## WHAT THE TASK ASKS
Repeat exactly each line of the data provided below.
-- start of INFORMATION PROVIDED --
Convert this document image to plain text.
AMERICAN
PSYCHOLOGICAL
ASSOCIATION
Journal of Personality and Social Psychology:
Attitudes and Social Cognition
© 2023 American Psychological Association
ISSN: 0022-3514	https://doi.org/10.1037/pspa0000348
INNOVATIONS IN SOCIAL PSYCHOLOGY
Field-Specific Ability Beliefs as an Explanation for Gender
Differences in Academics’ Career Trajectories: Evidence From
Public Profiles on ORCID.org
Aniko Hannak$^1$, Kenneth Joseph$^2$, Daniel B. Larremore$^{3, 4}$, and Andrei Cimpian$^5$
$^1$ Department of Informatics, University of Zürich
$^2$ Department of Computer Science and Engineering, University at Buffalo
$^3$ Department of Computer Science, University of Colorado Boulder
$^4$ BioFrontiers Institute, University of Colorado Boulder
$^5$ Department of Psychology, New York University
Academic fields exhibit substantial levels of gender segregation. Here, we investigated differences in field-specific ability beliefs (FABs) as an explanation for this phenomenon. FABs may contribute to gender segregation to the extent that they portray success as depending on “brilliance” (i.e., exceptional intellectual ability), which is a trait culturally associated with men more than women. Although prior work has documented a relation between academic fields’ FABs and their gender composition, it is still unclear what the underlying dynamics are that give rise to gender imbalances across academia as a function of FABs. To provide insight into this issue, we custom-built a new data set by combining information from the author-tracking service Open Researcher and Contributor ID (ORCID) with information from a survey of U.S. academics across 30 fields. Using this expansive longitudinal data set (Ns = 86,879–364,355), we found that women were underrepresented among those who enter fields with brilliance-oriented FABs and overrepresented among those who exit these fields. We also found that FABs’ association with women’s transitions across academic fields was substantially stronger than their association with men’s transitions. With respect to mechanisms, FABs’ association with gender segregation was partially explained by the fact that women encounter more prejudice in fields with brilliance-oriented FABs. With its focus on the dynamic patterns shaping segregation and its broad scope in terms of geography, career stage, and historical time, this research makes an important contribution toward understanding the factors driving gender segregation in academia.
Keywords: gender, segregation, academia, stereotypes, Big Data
-- end of INFORMATION PROVIDED --
## PROBLEM SOLUTION
Convert this document image to plain text.
AMERICAN
PSYCHOLOGICAL
ASSOCIATION
Journal of Personality and Social Psychology:
Attitudes and Social Cognition
© 2023 American Psychological Association
ISSN: 0022-3514	https://doi.org/10.1037/pspa0000348
INNOVATIONS IN SOCIAL PSYCHOLOGY
Field-Specific Ability Beliefs as an Explanation for Gender
Differences in Academics’ Career Trajectories: Evidence From
Public Profiles on ORCID.org
Aniko Hannak$^1$, Kenneth Joseph$^2$, Daniel B. Larremore$^{3, 4}$, and Andrei Cimpian$^5$
$^1$ Department of Informatics, University of Zürich
$^2$ Department of Computer Science and Engineering, University at Buffalo
$^3$ Department of Computer Science, University of Colorado Boulder
$^4$ BioFrontiers Institute, University of Colorado Boulder
$^5$ Department of Psychology, New York University
Academic fields exhibit substantial levels of gender segregation. Here, we investigated differences in field-specific ability beliefs (FABs) as an explanation for this phenomenon. FABs may contribute to gender segregation to the extent that they portray success as depending on “brilliance” (i.e., exceptional intellectual ability), which is a trait culturally associated with men more than women. Although prior work has documented a relation between academic fields’ FABs and their gender composition, it is still unclear what the underlying dynamics are that give rise to gender imbalances across academia as a function of FABs. To provide insight into this issue, we custom-built a new data set by combining information from the author-tracking service Open Researcher and Contributor ID (ORCID) with information from a survey of U.S. academics across 30 fields. Using this expansive longitudinal data set (Ns = 86,879–364,355), we found that women were underrepresented among those who enter fields with brilliance-oriented FABs and overrepresented among those who exit these fields. We also found that FABs’ association with women’s transitions across academic fields was substantially stronger than their association with men’s transitions. With respect to mechanisms, FABs’ association with gender segregation was partially explained by the fact that women encounter more prejudice in fields with brilliance-oriented FABs. With its focus on the dynamic patterns shaping segregation and its broad scope in terms of geography, career stage, and historical time, this research makes an important contribution toward understanding the factors driving gender segregation in academia.
Keywords: gender, segregation, academia, stereotypes, Big Data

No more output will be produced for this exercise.